GIVEN TASK
Return all lines in the material below that contain "title".

-- BEGIN PROVIDED INFORMATION --

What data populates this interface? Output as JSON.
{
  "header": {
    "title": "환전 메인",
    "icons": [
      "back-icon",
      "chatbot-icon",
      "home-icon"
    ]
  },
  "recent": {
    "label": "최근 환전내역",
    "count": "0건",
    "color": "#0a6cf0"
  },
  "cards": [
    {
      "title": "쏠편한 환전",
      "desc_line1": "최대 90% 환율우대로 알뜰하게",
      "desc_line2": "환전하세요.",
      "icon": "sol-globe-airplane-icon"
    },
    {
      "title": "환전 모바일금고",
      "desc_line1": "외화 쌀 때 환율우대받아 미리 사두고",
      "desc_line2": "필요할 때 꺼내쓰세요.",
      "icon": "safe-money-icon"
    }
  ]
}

-- END PROVIDED INFORMATION --

FINAL RESULT
    "title": "환전 메인",
      "title": "쏠편한 환전",
      "title": "환전 모바일금고",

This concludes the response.